Objective
All entries should be output exactly as they stand.

Data lines

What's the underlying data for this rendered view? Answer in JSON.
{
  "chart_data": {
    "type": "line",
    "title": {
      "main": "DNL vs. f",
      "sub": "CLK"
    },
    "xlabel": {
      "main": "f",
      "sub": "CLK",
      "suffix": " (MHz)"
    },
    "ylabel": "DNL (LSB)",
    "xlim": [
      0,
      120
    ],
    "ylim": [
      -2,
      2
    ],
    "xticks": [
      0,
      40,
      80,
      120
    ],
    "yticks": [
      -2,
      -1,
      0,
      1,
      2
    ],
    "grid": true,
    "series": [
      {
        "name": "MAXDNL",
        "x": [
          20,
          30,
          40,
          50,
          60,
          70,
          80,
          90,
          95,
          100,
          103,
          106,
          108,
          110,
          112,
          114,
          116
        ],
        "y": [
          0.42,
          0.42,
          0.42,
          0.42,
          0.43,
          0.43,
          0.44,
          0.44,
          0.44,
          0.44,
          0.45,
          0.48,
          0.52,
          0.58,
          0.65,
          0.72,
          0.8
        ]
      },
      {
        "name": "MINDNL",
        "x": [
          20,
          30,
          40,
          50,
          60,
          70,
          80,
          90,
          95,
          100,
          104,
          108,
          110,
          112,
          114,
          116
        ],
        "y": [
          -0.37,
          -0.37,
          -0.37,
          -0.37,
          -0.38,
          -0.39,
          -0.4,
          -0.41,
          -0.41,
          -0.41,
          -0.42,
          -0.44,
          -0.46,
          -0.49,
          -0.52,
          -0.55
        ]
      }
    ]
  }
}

Answer to the problem
What's the underlying data for this rendered view? Answer in JSON.
{
  "chart_data": {
    "type": "line",
    "title": {
      "main": "DNL vs. f",
      "sub": "CLK"
    },
    "xlabel": {
      "main": "f",
      "sub": "CLK",
      "suffix": " (MHz)"
    },
    "ylabel": "DNL (LSB)",
    "xlim": [
      0,
      120
    ],
    "ylim": [
      -2,
      2
    ],
    "xticks": [
      0,
      40,
      80,
      120
    ],
    "yticks": [
      -2,
      -1,
      0,
      1,
      2
    ],
    "grid": true,
    "series": [
      {
        "name": "MAXDNL",
        "x": [
          20,
          30,
          40,
          50,
          60,
          70,
          80,
          90,
          95,
          100,
          103,
          106,
          108,
          110,
          112,
          114,
          116
        ],
        "y": [
          0.42,
          0.42,
          0.42,
          0.42,
          0.43,
          0.43,
          0.44,
          0.44,
          0.44,
          0.44,
          0.45,
          0.48,
          0.52,
          0.58,
          0.65,
          0.72,
          0.8
        ]
      },
      {
        "name": "MINDNL",
        "x": [
          20,
          30,
          40,
          50,
          60,
          70,
          80,
          90,
          95,
          100,
          104,
          108,
          110,
          112,
          114,
          116
        ],
        "y": [
          -0.37,
          -0.37,
          -0.37,
          -0.37,
          -0.38,
          -0.39,
          -0.4,
          -0.41,
          -0.41,
          -0.41,
          -0.42,
          -0.44,
          -0.46,
          -0.49,
          -0.52,
          -0.55
        ]
      }
    ]
  }
}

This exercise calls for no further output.